● Problem details:
Lines that include the word "クラウドSecrets" are the ones to copy.
===
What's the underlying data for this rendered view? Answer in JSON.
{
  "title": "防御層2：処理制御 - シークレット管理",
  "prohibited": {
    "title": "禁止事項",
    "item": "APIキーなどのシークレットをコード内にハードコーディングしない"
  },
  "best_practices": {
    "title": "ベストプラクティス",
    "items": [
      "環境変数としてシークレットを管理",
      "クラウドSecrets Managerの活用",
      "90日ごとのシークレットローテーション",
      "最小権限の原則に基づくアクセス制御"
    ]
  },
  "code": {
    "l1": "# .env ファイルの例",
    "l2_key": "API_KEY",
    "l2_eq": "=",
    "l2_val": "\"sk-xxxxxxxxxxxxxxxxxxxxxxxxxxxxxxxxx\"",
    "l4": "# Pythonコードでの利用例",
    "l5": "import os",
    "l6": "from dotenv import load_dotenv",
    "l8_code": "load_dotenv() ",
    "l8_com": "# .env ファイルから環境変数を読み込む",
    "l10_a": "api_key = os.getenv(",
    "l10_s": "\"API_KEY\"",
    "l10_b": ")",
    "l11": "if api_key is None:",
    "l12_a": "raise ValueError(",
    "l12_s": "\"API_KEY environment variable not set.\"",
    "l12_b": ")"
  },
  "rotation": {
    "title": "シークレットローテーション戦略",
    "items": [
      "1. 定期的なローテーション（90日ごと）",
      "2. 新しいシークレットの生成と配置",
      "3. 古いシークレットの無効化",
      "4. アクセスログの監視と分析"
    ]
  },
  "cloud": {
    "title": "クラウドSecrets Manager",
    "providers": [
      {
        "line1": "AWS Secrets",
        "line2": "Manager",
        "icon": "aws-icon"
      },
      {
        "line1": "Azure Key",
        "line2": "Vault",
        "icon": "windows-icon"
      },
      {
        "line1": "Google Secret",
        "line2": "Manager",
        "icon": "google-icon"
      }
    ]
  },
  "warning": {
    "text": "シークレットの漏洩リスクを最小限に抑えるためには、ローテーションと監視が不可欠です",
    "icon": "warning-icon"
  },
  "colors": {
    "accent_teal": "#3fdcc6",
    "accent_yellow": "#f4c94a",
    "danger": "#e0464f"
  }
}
===
● Completed task:
      "クラウドSecrets Managerの活用",
    "title": "クラウドSecrets Manager",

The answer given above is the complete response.